## START

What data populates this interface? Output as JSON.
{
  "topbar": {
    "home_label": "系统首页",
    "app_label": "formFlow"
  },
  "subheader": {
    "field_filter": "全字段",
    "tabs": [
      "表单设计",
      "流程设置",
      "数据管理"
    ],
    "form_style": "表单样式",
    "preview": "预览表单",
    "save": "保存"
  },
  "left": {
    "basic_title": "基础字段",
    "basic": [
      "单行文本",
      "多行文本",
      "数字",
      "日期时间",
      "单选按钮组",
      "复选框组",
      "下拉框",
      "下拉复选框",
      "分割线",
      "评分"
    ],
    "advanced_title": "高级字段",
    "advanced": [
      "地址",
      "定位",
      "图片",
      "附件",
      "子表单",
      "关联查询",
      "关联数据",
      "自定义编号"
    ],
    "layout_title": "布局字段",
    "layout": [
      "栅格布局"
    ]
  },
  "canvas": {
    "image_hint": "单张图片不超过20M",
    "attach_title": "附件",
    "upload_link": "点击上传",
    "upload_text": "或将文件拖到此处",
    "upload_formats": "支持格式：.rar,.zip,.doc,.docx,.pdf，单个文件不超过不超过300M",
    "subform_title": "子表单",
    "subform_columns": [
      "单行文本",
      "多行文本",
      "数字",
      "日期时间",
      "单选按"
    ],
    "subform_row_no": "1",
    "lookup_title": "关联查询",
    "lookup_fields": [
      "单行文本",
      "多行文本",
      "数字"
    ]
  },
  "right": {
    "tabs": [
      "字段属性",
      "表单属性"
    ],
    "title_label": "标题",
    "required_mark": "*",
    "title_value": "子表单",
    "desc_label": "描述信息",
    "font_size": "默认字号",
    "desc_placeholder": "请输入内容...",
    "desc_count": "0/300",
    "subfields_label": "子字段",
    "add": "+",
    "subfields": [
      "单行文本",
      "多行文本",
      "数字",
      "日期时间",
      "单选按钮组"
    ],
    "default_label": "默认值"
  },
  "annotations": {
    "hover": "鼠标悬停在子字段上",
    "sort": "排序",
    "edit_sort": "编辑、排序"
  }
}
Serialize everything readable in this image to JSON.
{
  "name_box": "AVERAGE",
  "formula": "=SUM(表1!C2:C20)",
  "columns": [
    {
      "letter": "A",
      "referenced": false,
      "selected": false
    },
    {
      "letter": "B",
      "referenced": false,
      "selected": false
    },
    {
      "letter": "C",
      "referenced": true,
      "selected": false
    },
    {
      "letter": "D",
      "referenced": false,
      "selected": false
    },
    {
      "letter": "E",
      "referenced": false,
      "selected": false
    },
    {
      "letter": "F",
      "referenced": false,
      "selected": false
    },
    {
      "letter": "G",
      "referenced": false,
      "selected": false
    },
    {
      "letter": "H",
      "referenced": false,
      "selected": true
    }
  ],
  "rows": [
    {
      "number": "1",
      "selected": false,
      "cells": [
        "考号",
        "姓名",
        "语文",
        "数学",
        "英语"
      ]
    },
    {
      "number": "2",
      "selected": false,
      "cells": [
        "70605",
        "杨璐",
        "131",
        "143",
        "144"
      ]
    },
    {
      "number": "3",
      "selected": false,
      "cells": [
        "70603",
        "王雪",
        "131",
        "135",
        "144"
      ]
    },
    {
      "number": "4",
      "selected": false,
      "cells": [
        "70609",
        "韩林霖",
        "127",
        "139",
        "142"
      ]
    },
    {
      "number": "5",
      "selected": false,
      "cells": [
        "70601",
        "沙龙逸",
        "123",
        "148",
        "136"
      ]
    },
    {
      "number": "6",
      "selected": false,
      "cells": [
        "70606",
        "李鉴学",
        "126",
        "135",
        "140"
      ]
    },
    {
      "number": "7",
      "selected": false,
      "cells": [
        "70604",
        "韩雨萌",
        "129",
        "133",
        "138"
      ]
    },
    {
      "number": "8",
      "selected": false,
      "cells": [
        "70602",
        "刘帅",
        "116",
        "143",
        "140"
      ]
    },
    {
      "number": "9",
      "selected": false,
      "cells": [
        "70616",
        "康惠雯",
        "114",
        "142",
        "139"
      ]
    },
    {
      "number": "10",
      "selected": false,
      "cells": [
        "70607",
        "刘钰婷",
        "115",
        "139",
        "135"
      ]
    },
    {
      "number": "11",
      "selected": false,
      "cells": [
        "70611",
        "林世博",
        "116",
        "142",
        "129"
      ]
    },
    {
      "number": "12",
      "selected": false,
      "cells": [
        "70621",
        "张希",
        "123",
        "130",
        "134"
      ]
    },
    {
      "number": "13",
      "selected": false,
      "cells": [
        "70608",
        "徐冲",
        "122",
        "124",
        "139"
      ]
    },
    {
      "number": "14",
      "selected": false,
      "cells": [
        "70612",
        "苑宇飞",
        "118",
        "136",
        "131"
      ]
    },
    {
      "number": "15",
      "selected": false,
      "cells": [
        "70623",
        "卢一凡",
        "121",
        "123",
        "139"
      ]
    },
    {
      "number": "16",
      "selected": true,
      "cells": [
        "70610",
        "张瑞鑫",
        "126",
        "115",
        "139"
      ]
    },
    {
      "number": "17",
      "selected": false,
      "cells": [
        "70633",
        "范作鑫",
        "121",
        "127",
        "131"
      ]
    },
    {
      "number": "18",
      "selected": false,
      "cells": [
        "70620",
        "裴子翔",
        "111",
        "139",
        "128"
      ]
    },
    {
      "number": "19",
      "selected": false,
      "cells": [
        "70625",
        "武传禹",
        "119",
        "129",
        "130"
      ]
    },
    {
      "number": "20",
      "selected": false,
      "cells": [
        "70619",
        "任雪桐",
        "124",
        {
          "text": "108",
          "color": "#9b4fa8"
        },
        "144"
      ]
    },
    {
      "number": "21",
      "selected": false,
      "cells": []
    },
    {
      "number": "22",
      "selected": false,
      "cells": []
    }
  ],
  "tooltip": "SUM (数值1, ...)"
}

## END

TASK TO CARRY OUT
Out of the material above, select every line that holds the string "true".

ANSWER TO THE PROBLEM
      "referenced": true,
      "selected": true
      "selected": true,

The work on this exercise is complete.